** Begin **

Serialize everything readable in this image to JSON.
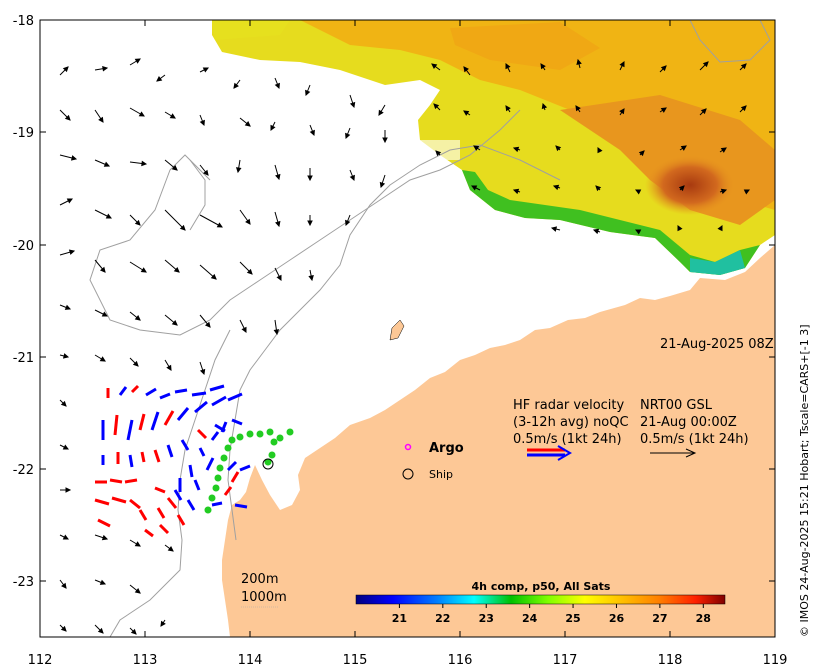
{
  "map": {
    "timestamp": "21-Aug-2025 08Z",
    "credit": "© IMOS 24-Aug-2025 15:21 Hobart; Tscale=CARS+[-1 3]",
    "x_ticks": [
      "112",
      "113",
      "114",
      "115",
      "116",
      "117",
      "118",
      "119"
    ],
    "y_ticks": [
      "-18",
      "-19",
      "-20",
      "-21",
      "-22",
      "-23"
    ],
    "lon_range": [
      112,
      119
    ],
    "lat_range": [
      -23.5,
      -18
    ]
  },
  "legend": {
    "hf_line1": "HF radar velocity",
    "hf_line2": "(3-12h avg) noQC",
    "hf_line3": "0.5m/s (1kt 24h)",
    "nrt_line1": "NRT00 GSL",
    "nrt_line2": "21-Aug 00:00Z",
    "nrt_line3": "0.5m/s (1kt 24h)",
    "argo_label": "Argo",
    "ship_label": "Ship",
    "depth_200": "200m",
    "depth_1000": "1000m"
  },
  "colorbar": {
    "title": "4h comp, p50, All Sats",
    "ticks": [
      "21",
      "22",
      "23",
      "24",
      "25",
      "26",
      "27",
      "28"
    ],
    "range": [
      20,
      28.5
    ],
    "colors": [
      "#00007f",
      "#0000ff",
      "#007fff",
      "#00ffff",
      "#00c000",
      "#7fff00",
      "#ffff00",
      "#ffc000",
      "#ff8000",
      "#ff2000",
      "#7f0000"
    ]
  },
  "colors": {
    "land": "#fdc896",
    "radar_blue": "#0000ff",
    "radar_red": "#ff0000",
    "argo": "#ff00ff",
    "drifter": "#22cc22"
  }
}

** End **

Make an exact copy of the records shown above, without the pictures.

Serialize everything readable in this image to JSON.
{
  "map": {
    "timestamp": "21-Aug-2025 08Z",
    "credit": "© IMOS 24-Aug-2025 15:21 Hobart; Tscale=CARS+[-1 3]",
    "x_ticks": [
      "112",
      "113",
      "114",
      "115",
      "116",
      "117",
      "118",
      "119"
    ],
    "y_ticks": [
      "-18",
      "-19",
      "-20",
      "-21",
      "-22",
      "-23"
    ],
    "lon_range": [
      112,
      119
    ],
    "lat_range": [
      -23.5,
      -18
    ]
  },
  "legend": {
    "hf_line1": "HF radar velocity",
    "hf_line2": "(3-12h avg) noQC",
    "hf_line3": "0.5m/s (1kt 24h)",
    "nrt_line1": "NRT00 GSL",
    "nrt_line2": "21-Aug 00:00Z",
    "nrt_line3": "0.5m/s (1kt 24h)",
    "argo_label": "Argo",
    "ship_label": "Ship",
    "depth_200": "200m",
    "depth_1000": "1000m"
  },
  "colorbar": {
    "title": "4h comp, p50, All Sats",
    "ticks": [
      "21",
      "22",
      "23",
      "24",
      "25",
      "26",
      "27",
      "28"
    ],
    "range": [
      20,
      28.5
    ],
    "colors": [
      "#00007f",
      "#0000ff",
      "#007fff",
      "#00ffff",
      "#00c000",
      "#7fff00",
      "#ffff00",
      "#ffc000",
      "#ff8000",
      "#ff2000",
      "#7f0000"
    ]
  },
  "colors": {
    "land": "#fdc896",
    "radar_blue": "#0000ff",
    "radar_red": "#ff0000",
    "argo": "#ff00ff",
    "drifter": "#22cc22"
  }
}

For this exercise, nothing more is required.